→ **PASSAGE PROVIDED**

Dockerfile ADDED Viewed

	@@ -0,0 +1,5 @@

+FROM python:3.10.9
+COPY . .
+WORKDIR /
+RUN pip install --no-cache-dir --upgrade -r /requirements.txt
+CMD ["uvicorn", "app:app", "--host", "0.0.0.0", "--port", "7860"]

app.py ADDED Viewed

	@@ -0,0 +1,256 @@

+import os
+import random
+import numpy as np
+import pandas as pd
+import networkx as nx
+import torch
+import torch.nn as nn
+import torch.nn.functional as F
+import torch.optim as optim
+from torch_geometric.utils import from_networkx
+from torch_geometric.nn import SAGEConv
+from supabase import create_client
+from fastapi import FastAPI, HTTPException, Query
+from fastapi.middleware.cors import CORSMiddleware
+from dotenv import load_dotenv
+load_dotenv()
+app = FastAPI()
+# Enable CORS for all origins (adjust as needed)

→ **WHAT TO WORK ON**
a - In the code diff, which port does the Dockerfile's CMD line give to uvicorn?
b - Go on with the code diff from its last line, the CORS comment, writing the app.py code that would come next.
The lines that come next are separate material with no tie to the code diff.

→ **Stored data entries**
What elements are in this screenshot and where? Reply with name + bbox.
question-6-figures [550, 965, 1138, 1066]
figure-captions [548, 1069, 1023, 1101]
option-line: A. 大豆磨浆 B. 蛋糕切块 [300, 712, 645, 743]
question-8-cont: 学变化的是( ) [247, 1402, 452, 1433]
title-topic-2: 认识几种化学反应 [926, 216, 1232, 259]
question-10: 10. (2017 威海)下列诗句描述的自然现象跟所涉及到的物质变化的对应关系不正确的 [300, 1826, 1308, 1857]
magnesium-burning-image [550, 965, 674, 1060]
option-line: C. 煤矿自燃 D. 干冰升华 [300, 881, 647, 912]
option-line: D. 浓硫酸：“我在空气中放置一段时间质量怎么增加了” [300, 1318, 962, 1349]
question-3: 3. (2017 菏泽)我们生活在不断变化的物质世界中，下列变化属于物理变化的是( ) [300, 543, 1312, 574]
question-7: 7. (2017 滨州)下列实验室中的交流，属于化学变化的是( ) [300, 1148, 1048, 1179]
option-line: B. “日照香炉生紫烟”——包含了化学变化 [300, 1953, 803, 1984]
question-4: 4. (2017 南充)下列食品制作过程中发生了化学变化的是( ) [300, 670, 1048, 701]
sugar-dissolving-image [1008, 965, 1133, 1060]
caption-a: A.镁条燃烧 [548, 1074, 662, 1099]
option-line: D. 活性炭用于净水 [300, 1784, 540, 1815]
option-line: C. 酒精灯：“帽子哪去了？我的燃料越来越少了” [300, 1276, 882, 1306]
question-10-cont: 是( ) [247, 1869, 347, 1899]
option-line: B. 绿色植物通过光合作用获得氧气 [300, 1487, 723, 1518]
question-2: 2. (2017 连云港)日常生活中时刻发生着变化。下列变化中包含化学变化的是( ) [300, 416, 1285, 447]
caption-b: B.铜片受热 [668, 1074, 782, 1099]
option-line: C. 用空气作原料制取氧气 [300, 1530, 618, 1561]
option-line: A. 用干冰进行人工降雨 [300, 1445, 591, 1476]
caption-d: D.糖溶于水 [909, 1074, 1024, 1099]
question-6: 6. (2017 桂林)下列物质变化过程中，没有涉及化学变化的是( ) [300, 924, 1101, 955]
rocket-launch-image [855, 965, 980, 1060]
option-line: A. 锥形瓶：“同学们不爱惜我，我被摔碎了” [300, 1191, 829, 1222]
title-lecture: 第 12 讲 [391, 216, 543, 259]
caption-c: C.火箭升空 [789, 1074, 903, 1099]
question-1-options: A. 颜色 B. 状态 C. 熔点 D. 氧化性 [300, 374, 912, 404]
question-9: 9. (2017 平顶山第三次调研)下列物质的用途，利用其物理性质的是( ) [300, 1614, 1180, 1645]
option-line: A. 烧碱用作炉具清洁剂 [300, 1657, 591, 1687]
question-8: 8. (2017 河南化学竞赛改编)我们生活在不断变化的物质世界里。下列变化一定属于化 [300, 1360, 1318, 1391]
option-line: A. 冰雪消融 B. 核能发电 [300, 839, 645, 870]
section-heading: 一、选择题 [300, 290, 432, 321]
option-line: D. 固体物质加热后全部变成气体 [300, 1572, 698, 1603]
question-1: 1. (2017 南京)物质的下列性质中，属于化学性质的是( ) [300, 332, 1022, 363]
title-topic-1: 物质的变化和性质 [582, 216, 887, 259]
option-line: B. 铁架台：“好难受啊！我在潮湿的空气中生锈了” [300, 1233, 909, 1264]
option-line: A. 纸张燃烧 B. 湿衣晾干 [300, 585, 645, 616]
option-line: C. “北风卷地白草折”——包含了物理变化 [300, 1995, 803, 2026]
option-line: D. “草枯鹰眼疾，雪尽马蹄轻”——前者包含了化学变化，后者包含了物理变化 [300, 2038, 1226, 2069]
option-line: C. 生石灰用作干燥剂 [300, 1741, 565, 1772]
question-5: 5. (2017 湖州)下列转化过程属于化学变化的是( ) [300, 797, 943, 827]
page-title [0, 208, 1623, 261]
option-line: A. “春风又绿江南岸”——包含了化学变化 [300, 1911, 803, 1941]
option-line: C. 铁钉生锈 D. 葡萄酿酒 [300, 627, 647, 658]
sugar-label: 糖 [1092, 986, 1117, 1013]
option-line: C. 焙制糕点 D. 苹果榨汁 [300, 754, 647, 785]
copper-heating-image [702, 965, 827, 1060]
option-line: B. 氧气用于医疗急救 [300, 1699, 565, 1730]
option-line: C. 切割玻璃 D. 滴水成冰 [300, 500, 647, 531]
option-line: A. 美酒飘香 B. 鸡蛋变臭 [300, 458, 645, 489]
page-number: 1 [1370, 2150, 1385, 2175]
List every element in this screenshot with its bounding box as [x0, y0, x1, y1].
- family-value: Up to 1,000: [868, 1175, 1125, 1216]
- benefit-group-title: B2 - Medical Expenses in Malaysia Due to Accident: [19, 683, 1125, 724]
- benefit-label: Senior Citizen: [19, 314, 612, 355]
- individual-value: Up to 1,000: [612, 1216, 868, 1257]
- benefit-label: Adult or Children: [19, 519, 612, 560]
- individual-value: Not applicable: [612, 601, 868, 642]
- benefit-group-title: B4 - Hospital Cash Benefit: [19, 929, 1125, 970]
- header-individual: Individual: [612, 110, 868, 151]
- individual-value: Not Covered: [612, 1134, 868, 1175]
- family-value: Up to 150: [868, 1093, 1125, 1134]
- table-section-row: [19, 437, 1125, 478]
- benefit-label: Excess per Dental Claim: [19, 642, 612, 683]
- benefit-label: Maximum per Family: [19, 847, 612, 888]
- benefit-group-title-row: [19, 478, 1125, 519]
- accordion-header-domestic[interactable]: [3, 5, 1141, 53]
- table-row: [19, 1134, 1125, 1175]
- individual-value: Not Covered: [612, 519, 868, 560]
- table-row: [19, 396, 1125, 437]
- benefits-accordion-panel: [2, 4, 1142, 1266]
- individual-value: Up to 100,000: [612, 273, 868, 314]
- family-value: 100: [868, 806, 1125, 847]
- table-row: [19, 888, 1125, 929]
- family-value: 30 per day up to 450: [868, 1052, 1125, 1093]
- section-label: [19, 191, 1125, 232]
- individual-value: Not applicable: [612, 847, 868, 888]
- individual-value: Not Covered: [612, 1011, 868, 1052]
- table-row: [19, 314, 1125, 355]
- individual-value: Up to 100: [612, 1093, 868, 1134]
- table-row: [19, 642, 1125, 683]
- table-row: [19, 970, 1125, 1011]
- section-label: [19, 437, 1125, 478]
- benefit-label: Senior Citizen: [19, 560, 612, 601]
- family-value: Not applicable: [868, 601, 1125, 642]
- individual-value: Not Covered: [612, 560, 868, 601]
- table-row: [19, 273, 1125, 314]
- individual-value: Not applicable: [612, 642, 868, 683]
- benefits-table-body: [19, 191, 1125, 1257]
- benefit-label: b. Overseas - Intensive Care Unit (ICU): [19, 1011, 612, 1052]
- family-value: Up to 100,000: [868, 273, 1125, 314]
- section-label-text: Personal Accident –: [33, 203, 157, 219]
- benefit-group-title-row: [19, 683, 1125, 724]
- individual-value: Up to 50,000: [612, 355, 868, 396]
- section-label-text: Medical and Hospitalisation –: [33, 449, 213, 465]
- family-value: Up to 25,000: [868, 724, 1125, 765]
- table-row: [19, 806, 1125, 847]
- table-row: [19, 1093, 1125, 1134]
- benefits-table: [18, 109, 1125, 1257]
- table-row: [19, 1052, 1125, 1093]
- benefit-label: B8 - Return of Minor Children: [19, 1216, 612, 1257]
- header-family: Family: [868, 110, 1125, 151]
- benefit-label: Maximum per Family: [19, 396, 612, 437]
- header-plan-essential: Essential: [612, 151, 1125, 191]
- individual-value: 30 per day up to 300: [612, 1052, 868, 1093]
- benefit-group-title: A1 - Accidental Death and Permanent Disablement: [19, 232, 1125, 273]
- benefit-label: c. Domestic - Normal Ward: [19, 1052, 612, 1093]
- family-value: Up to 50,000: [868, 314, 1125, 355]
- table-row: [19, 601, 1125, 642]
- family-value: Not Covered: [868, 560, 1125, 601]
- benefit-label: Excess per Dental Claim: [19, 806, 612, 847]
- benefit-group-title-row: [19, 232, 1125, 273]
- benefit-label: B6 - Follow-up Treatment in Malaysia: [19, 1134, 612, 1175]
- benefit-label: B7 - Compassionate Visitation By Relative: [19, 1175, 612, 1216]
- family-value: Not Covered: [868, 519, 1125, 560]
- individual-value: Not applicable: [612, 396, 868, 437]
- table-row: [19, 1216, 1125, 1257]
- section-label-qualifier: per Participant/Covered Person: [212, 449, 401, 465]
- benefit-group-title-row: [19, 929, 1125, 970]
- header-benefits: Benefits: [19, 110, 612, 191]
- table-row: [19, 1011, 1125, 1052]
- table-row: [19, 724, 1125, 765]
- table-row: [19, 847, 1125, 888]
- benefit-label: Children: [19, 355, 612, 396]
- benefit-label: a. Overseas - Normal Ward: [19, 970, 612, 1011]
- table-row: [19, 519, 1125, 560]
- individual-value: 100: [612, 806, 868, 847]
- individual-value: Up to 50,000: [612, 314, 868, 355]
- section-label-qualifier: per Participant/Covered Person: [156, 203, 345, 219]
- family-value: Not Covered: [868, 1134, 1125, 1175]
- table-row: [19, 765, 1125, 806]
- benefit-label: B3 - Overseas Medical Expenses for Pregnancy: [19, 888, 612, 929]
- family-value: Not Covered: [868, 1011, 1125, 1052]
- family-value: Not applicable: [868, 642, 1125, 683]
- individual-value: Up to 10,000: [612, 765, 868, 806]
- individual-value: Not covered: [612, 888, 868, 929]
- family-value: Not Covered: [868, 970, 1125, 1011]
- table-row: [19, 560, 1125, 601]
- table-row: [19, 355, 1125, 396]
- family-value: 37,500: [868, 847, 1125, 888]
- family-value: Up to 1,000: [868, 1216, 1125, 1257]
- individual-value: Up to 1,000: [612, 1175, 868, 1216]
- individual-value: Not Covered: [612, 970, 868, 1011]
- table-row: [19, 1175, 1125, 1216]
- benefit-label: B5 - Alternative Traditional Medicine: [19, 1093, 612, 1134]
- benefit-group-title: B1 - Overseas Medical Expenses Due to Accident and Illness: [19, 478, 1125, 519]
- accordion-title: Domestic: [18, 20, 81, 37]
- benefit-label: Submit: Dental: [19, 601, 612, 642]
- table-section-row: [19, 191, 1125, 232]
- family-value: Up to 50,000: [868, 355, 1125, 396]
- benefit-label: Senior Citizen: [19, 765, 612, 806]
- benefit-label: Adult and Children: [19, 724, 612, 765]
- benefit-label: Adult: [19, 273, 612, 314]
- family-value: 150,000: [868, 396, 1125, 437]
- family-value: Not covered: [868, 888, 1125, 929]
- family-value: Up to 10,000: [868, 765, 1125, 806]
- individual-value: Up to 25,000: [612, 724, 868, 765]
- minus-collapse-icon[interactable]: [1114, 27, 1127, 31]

→ **RESPONSES PER TASK**
a - 7860

b -
+app.add_middleware(
+    CORSMiddleware,
+    allow_origins=["*"],
+    allow_credentials=True,
+    allow_methods=["*"],
+    allow_headers=["*"],
+)
+SEED = 42
+random.seed(SEED)
+np.random.seed(SEED)
+torch.manual_seed(SEED)
+if torch.cuda.is_available():
+    torch.cuda.manual_seed_all(SEED)
+# Global variables for our GNN-based post recommender
+global G, features, user_nodes, post_nodes, node2idx, pyg_data, trained_model
+G = None             # Bipartite graph (users and posts)
+features = None      # Node features (we use identity)
+user_nodes = None    # Sorted list of user node IDs
+post_nodes = None    # Sorted list of post node IDs
+node2idx = None      # Mapping from node ID to index (for features)
+pyg_data = None      # PyTorch Geometric data object
+trained_model = None # Trained GNN model
+SUPABASE_ID = os.getenv('supabaseID')
+SUPABASE_URL = os.getenv('supabaseUrl')
+SUPABASE_KEY = os.getenv('supabaseAnonKey')
+def get_supabase_client():
+    return create_client(SUPABASE_URL, SUPABASE_KEY)
+def load_and_preprocess_data_for_posts():
+    """
+    Build a bipartite directed graph from Supabase data:
+      - Users: derived from profiles (via posts and likes)
+      - Posts: from the posts table.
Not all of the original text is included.